**Aim:** Output only the span of lines that begins at the line containing "Read out every word on this page." and ends at the last line of the data, both included, exactly as they appear.
--------------------------------------------------
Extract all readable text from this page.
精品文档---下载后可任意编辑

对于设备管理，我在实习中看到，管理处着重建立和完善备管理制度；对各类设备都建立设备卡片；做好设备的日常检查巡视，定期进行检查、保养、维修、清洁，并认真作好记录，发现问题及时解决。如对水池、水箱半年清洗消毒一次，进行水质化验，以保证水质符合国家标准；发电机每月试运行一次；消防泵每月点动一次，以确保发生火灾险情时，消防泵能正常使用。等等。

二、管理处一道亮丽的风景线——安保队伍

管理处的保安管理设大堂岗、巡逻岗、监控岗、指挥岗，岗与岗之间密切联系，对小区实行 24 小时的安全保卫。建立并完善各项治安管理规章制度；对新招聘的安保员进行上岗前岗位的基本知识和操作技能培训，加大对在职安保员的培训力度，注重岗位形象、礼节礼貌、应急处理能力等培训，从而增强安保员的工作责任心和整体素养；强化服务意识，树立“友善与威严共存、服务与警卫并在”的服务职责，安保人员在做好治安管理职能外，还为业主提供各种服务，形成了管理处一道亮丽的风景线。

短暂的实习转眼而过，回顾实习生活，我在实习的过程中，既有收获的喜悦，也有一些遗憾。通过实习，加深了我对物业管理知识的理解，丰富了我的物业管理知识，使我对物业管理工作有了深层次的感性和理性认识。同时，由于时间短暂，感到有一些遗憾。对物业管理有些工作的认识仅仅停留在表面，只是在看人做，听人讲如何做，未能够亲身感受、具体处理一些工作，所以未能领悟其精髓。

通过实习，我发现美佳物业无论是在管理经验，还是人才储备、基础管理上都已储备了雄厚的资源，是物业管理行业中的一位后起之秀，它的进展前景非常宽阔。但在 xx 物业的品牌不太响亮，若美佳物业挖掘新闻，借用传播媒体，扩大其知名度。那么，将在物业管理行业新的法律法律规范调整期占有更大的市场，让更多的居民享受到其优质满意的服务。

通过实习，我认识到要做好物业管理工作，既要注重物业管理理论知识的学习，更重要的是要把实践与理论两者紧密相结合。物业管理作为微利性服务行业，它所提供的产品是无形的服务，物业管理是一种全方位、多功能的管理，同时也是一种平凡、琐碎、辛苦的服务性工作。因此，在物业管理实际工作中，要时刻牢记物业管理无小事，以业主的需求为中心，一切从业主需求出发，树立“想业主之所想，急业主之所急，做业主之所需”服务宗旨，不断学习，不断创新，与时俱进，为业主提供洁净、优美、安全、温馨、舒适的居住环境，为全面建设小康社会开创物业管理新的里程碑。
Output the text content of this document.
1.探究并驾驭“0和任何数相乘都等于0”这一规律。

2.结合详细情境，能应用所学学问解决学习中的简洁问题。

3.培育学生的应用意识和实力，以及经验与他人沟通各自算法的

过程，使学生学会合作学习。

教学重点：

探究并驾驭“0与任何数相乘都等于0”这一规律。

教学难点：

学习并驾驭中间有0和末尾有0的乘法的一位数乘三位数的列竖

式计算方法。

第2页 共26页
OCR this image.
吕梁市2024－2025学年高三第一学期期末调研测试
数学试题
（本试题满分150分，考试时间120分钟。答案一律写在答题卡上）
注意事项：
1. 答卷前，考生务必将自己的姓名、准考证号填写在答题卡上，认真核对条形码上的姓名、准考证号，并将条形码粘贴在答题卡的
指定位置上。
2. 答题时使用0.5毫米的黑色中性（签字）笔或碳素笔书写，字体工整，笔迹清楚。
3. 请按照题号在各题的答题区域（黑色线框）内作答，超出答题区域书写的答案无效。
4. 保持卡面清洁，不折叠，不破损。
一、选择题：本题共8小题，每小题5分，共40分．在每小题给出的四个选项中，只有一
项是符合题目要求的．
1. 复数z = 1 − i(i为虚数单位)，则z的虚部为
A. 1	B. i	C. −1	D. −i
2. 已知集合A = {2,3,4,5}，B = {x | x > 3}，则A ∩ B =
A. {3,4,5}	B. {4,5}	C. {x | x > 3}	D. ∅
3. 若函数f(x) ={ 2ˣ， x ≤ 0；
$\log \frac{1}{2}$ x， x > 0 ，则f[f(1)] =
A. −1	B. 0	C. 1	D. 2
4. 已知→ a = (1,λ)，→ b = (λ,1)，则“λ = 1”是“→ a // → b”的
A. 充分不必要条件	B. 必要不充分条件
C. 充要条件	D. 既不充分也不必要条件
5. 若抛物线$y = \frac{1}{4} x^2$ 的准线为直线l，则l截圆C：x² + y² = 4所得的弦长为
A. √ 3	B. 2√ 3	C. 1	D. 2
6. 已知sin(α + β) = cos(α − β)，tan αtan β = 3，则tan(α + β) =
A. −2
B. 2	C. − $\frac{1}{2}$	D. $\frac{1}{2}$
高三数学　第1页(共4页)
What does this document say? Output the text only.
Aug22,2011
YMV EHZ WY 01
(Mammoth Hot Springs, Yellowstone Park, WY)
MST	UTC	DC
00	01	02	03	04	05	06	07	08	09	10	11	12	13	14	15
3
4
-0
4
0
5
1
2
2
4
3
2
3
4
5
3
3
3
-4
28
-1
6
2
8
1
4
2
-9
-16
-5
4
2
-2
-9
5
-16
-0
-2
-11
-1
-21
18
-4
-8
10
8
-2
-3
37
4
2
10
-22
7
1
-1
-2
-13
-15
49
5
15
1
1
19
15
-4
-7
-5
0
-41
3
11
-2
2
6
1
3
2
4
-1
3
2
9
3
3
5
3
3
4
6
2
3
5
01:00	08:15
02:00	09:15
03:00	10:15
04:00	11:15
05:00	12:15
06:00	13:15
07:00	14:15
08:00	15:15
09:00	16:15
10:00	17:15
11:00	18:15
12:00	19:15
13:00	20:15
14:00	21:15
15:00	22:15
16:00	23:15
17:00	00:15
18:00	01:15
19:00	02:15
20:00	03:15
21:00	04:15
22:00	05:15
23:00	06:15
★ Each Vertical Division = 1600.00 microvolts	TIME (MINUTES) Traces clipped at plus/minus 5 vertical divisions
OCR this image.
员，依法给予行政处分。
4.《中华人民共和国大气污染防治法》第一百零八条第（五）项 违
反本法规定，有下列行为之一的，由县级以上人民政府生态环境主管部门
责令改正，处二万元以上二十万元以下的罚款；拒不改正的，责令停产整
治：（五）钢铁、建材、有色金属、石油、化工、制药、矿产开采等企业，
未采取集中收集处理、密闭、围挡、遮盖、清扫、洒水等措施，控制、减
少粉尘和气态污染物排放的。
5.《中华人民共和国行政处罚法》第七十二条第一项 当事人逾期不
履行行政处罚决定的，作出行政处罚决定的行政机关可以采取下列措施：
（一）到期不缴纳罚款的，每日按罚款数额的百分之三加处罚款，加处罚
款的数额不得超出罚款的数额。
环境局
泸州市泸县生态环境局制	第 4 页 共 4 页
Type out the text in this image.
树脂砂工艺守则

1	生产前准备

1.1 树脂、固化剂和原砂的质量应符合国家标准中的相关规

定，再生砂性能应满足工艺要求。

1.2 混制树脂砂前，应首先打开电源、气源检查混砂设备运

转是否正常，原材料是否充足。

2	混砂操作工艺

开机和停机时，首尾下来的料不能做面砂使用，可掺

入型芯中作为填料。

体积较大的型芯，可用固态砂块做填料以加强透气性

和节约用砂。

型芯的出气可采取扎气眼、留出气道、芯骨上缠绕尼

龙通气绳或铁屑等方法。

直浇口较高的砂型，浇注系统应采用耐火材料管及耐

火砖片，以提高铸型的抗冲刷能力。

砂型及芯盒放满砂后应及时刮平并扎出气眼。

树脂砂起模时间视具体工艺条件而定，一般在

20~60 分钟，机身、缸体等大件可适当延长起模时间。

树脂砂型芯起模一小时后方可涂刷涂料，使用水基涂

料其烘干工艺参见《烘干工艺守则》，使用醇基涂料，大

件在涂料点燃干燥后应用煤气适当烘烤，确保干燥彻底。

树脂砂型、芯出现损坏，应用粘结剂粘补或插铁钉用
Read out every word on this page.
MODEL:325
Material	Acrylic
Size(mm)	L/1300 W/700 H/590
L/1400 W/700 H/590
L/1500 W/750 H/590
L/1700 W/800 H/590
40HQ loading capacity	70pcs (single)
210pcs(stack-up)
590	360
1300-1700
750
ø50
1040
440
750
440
--------------------------------------------------
**Exercise response:**
Read out every word on this page.
MODEL:325
Material	Acrylic
Size(mm)	L/1300 W/700 H/590
L/1400 W/700 H/590
L/1500 W/750 H/590
L/1700 W/800 H/590
40HQ loading capacity	70pcs (single)
210pcs(stack-up)
590	360
1300-1700
750
ø50
1040
440
750
440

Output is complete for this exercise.